__Description of the task__:
Search the material and gather each line with "JSON" in it.

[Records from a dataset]

=-=-=-=-=

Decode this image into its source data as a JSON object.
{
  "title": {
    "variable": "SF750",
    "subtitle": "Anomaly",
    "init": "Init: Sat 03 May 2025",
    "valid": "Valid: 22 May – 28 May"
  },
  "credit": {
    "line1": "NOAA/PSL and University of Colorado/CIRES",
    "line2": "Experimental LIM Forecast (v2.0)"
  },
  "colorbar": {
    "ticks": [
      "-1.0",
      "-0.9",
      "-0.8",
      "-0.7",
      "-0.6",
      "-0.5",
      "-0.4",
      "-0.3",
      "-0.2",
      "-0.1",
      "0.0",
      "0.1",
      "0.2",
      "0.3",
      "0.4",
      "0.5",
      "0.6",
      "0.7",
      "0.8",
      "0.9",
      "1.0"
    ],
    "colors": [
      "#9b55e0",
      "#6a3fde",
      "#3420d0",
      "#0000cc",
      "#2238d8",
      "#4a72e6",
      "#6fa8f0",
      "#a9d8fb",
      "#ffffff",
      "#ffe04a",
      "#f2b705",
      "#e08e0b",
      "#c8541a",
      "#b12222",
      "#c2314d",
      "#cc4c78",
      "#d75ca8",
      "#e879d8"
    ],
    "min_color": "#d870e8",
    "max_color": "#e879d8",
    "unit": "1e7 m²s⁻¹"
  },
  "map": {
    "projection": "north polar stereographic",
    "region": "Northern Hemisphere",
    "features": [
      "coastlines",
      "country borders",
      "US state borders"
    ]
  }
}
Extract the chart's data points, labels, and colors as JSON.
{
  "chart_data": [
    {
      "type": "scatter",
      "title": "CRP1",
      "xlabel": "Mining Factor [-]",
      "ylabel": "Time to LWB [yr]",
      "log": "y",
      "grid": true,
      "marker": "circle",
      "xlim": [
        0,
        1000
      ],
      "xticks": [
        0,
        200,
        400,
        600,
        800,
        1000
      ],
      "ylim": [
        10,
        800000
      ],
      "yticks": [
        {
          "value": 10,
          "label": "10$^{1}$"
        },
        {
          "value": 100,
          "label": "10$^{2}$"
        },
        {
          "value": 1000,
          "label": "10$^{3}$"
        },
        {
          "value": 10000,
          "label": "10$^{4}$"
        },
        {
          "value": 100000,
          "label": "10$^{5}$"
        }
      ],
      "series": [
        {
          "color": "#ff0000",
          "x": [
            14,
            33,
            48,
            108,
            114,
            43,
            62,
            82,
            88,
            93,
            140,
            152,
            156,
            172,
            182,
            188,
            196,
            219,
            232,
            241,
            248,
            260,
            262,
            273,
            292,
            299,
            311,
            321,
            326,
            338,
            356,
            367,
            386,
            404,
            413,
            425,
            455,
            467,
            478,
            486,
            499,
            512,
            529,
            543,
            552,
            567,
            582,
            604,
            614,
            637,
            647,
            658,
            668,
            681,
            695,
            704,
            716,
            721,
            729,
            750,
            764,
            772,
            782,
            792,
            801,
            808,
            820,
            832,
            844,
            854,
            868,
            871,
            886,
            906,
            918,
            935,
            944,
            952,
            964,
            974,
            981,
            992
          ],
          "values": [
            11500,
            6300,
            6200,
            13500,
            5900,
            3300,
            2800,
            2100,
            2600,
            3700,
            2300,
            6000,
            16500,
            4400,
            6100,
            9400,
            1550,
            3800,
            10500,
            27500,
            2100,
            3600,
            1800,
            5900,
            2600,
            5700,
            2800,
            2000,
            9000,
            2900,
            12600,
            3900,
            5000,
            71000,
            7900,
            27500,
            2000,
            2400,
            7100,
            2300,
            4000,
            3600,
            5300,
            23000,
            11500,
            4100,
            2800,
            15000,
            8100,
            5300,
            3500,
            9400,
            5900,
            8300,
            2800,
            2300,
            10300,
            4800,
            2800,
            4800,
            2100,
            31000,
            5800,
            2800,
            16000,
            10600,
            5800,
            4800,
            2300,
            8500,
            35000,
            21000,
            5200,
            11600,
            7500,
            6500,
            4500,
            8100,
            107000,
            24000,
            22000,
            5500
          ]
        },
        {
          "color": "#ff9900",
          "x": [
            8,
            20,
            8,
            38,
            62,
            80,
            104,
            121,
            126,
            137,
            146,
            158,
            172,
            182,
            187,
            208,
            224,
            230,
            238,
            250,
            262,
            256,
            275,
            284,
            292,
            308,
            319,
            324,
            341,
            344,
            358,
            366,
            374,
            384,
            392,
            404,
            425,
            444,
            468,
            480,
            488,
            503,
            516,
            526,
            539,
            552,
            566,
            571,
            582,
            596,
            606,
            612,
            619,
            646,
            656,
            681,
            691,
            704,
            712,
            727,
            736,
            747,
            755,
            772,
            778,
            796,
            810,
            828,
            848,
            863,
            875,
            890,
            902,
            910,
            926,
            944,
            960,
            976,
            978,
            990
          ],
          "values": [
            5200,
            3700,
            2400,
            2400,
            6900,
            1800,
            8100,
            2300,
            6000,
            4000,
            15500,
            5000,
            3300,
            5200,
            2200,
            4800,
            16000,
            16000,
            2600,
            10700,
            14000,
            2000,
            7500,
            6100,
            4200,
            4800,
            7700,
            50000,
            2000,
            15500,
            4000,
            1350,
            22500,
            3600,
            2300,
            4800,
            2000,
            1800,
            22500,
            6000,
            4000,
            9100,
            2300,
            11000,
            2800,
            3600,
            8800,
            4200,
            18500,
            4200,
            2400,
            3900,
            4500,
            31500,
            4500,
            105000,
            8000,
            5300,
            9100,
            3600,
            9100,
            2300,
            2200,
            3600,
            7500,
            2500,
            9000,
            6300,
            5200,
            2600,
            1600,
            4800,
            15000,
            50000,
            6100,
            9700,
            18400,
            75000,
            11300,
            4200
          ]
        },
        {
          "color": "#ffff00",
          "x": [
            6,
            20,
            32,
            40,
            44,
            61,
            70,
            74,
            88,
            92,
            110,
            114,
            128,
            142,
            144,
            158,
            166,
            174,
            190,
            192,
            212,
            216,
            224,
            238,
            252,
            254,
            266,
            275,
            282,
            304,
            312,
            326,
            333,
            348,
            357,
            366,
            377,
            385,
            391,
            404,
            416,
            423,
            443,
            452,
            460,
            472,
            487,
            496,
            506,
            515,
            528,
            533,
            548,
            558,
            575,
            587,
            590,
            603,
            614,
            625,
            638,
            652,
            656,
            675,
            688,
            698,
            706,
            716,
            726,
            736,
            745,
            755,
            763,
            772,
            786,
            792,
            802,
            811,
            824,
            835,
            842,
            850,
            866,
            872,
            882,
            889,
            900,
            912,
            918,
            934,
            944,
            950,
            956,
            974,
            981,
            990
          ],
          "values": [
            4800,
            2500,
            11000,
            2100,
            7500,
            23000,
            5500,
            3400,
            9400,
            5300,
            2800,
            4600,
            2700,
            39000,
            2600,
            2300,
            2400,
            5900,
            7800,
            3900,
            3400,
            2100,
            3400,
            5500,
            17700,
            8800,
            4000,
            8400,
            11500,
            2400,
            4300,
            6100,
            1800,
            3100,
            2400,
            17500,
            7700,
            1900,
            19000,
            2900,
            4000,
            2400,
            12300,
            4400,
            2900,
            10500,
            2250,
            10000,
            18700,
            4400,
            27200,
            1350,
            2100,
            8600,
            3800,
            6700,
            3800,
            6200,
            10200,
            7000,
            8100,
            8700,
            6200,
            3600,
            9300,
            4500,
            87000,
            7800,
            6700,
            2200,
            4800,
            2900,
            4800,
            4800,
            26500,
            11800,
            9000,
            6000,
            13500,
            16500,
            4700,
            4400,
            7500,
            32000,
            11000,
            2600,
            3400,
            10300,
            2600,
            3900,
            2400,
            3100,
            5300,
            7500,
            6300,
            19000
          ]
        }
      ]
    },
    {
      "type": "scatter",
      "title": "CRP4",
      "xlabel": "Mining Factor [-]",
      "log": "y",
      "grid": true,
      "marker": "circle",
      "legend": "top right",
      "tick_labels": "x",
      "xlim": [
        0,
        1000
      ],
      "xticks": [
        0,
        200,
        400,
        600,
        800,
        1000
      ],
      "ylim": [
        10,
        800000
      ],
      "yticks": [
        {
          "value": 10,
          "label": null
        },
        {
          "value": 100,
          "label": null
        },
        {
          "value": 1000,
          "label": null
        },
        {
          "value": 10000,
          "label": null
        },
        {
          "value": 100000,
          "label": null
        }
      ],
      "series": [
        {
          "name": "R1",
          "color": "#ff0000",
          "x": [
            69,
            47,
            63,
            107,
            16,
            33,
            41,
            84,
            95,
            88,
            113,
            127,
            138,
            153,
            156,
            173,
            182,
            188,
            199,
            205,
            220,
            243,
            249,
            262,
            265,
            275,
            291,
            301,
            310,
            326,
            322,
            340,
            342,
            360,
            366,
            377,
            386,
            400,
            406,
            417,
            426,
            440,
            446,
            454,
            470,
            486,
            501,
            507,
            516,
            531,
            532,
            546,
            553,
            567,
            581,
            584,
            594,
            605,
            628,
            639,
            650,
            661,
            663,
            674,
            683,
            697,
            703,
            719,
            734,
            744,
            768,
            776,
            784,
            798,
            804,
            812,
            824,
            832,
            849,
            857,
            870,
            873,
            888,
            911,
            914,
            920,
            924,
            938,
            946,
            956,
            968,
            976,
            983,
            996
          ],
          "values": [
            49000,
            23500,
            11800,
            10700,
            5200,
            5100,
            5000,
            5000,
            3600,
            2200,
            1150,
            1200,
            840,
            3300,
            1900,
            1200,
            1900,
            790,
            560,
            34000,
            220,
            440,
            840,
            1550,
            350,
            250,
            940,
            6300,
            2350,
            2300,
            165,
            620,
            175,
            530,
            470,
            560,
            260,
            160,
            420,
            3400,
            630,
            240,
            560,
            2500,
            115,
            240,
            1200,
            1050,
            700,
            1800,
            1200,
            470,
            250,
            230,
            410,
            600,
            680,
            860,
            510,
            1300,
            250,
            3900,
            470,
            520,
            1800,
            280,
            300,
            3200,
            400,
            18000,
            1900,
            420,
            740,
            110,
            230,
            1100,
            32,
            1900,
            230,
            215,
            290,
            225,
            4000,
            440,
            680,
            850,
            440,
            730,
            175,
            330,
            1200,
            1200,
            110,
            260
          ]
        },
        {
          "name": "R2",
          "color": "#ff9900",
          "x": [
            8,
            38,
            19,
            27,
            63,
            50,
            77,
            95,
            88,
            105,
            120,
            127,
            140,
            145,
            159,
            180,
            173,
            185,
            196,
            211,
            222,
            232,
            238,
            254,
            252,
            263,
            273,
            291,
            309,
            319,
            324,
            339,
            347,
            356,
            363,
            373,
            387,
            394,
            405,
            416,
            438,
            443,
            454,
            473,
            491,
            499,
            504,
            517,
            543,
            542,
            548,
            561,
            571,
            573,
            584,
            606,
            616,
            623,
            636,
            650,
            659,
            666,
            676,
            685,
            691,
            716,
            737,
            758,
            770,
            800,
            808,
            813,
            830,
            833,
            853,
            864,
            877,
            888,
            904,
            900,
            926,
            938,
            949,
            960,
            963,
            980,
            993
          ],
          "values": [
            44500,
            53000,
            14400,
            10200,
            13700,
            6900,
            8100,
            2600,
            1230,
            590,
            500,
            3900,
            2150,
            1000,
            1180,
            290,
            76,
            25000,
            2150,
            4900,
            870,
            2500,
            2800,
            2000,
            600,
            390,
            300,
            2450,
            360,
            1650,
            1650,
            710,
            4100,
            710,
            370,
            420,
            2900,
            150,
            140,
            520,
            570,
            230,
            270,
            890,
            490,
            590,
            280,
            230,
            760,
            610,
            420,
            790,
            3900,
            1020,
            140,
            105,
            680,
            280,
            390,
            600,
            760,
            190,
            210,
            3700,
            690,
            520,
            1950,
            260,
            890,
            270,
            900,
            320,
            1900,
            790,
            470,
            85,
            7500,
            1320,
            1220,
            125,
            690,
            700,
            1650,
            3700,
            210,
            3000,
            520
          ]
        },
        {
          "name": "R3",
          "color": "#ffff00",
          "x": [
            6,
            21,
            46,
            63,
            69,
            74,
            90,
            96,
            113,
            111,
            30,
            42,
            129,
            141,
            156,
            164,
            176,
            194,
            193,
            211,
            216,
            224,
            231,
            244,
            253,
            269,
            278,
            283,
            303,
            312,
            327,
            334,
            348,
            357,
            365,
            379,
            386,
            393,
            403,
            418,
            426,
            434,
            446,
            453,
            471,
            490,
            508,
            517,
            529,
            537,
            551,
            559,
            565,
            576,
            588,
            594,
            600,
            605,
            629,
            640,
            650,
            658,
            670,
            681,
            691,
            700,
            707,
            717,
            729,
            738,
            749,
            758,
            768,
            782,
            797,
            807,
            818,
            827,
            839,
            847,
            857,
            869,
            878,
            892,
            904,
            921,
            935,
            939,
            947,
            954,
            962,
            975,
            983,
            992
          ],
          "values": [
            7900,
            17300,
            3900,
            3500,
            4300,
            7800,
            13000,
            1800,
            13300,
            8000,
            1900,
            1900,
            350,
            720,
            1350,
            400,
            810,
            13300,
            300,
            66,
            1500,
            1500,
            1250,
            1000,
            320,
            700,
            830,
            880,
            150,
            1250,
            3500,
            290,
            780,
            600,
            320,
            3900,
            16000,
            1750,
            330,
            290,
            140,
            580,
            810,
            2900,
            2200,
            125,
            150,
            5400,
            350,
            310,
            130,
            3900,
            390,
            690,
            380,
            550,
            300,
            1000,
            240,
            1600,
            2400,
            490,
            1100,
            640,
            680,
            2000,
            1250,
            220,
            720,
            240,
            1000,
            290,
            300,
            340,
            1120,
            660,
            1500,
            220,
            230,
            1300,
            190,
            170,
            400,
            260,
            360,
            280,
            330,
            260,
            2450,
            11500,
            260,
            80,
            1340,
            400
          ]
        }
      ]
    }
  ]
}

=-=-=-=-=

__Finished answer__:
Decode this image into its source data as a JSON object.
Extract the chart's data points, labels, and colors as JSON.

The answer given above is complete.